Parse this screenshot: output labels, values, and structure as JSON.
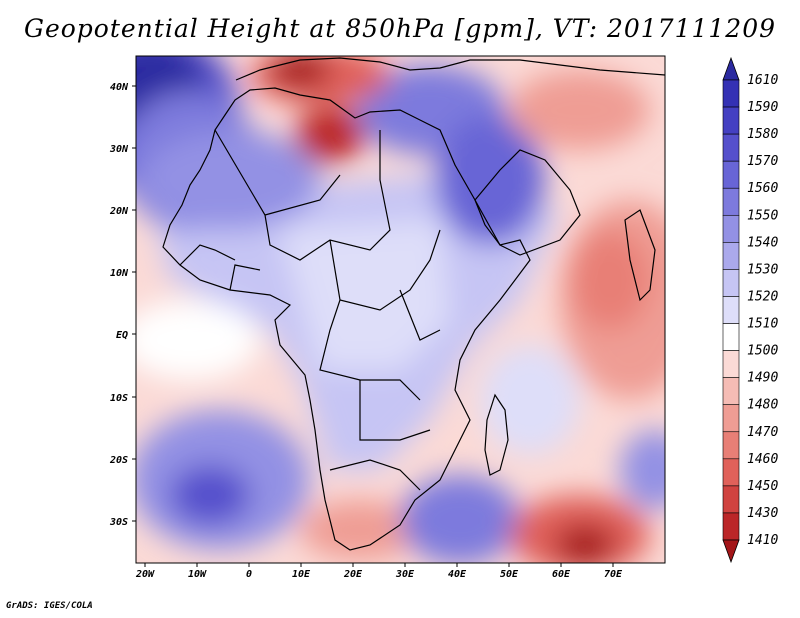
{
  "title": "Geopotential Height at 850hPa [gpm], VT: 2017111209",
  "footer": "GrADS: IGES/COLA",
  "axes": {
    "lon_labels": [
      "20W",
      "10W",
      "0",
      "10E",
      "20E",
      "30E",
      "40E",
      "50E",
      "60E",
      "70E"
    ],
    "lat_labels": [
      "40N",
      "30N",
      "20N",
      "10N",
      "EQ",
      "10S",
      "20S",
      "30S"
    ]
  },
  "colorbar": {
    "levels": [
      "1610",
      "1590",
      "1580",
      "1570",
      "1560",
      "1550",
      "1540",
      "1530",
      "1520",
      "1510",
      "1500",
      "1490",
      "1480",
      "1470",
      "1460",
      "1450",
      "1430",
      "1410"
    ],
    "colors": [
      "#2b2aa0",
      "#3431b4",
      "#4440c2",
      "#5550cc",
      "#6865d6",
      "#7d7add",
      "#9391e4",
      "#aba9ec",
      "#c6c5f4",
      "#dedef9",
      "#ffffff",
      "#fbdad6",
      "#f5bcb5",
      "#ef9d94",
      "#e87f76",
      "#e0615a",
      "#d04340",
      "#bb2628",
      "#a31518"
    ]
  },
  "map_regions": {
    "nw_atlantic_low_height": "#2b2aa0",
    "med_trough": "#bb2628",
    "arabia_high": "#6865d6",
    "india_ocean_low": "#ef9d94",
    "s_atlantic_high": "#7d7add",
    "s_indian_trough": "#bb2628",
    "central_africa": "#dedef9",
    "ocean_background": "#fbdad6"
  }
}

· · ·

Without the pictures, restate all the entries above exactly.

▸ **CORRECT OUTPUT**
Parse this screenshot: output labels, values, and structure as JSON.
{
  "title": "Geopotential Height at 850hPa [gpm], VT: 2017111209",
  "footer": "GrADS: IGES/COLA",
  "axes": {
    "lon_labels": [
      "20W",
      "10W",
      "0",
      "10E",
      "20E",
      "30E",
      "40E",
      "50E",
      "60E",
      "70E"
    ],
    "lat_labels": [
      "40N",
      "30N",
      "20N",
      "10N",
      "EQ",
      "10S",
      "20S",
      "30S"
    ]
  },
  "colorbar": {
    "levels": [
      "1610",
      "1590",
      "1580",
      "1570",
      "1560",
      "1550",
      "1540",
      "1530",
      "1520",
      "1510",
      "1500",
      "1490",
      "1480",
      "1470",
      "1460",
      "1450",
      "1430",
      "1410"
    ],
    "colors": [
      "#2b2aa0",
      "#3431b4",
      "#4440c2",
      "#5550cc",
      "#6865d6",
      "#7d7add",
      "#9391e4",
      "#aba9ec",
      "#c6c5f4",
      "#dedef9",
      "#ffffff",
      "#fbdad6",
      "#f5bcb5",
      "#ef9d94",
      "#e87f76",
      "#e0615a",
      "#d04340",
      "#bb2628",
      "#a31518"
    ]
  },
  "map_regions": {
    "nw_atlantic_low_height": "#2b2aa0",
    "med_trough": "#bb2628",
    "arabia_high": "#6865d6",
    "india_ocean_low": "#ef9d94",
    "s_atlantic_high": "#7d7add",
    "s_indian_trough": "#bb2628",
    "central_africa": "#dedef9",
    "ocean_background": "#fbdad6"
  }
}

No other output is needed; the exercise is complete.